Es ist ein wirklich komisches Gefühl. Da ich die Erste und noch die Einzige im Raum bin, kann ich mich nicht ablenken und konzentriere mich auf jede Veränderung meines Körpers. Ich höre das Gerät rattern, merke, wie das Blut aus meinem rechten Arm gezogen wird und sehe, wie sich der Schlauch links von mir, der das Blut wieder in meinen Körper führt, rot verfärbt. Alina erklärt mir, dass das Blut mehrere Schichten hat. In dem Gerät wird das Blut in die einzelnen Schichten unterteilt, sodass nur die weißen Blutkörperchen gefiltert werden.

Während der nächsten Stunde werden noch fünf weitere Spender an die Entnahmegeräte angeschlossen. Ich bin froh, endlich Gesellschaft zu bekommen. Nachdem unsere Begleitungen für ein paar Minuten bei uns sein dürfen, schalten die Krankenschwestern als Ablenkung den Film „Der Hobbit“ an. 

Ich merke, dass das Schlimmste jetzt vorbei ist. Nachdem ich mich an das komische Gefühl in meinen Armen gewöhnt und mich wieder beruhigt habe, kann ich relativ entspannt den Film schauen. Das Einzige, worauf ich die ganze Zeit achten muss, ist, immer wieder meine rechte Hand zu öffnen und zu schließen, damit das Blut gut durch meine Adern gepumpt wird.

Die Daten

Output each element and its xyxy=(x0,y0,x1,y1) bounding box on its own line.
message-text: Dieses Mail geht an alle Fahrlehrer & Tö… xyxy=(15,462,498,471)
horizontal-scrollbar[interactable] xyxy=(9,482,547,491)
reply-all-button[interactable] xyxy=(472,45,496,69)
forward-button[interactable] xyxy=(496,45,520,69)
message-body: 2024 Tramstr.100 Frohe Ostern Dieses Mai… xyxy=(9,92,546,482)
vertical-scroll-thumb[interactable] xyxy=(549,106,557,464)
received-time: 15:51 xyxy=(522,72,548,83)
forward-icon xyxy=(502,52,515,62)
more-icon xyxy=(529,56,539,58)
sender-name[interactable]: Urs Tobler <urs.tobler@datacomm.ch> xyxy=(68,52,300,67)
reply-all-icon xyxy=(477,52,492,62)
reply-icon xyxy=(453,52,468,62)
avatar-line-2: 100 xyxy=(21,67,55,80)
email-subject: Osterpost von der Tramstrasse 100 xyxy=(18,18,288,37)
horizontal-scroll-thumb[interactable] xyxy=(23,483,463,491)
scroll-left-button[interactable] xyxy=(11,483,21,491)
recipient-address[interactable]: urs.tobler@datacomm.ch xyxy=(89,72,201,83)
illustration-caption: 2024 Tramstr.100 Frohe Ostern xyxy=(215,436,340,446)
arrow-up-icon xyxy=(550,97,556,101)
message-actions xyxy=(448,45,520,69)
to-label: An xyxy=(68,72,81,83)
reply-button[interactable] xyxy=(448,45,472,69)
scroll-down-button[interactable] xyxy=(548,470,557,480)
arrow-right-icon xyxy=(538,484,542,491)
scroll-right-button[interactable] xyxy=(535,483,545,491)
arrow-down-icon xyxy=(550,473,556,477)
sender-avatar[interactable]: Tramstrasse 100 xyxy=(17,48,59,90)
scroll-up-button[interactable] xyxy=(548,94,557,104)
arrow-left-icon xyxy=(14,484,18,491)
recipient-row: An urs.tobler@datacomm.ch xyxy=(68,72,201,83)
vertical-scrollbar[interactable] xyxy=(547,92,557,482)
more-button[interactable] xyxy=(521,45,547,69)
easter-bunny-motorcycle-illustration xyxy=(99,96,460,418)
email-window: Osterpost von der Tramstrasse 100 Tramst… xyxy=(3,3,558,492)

Fragen zum Material
1. Welchen Film schalten die Krankenschwestern im Textauszug zur Ablenkung an?
2. Gib bitte aus dem Textauszug den Abschnitt von „Es ist ein wirklich“ bis einschließlich „Blutkörperchen gefiltert werden.“ wörtlich wieder.

Antworten zur Übung
1. Den Film „Der Hobbit“.

2.
Es ist ein wirklich komisches Gefühl. Da ich die Erste und noch die Einzige im Raum bin, kann ich mich nicht ablenken und konzentriere mich auf jede Veränderung meines Körpers. Ich höre das Gerät rattern, merke, wie das Blut aus meinem rechten Arm gezogen wird und sehe, wie sich der Schlauch links von mir, der das Blut wieder in meinen Körper führt, rot verfärbt. Alina erklärt mir, dass das Blut mehrere Schichten hat. In dem Gerät wird das Blut in die einzelnen Schichten unterteilt, sodass nur die weißen Blutkörperchen gefiltert werden.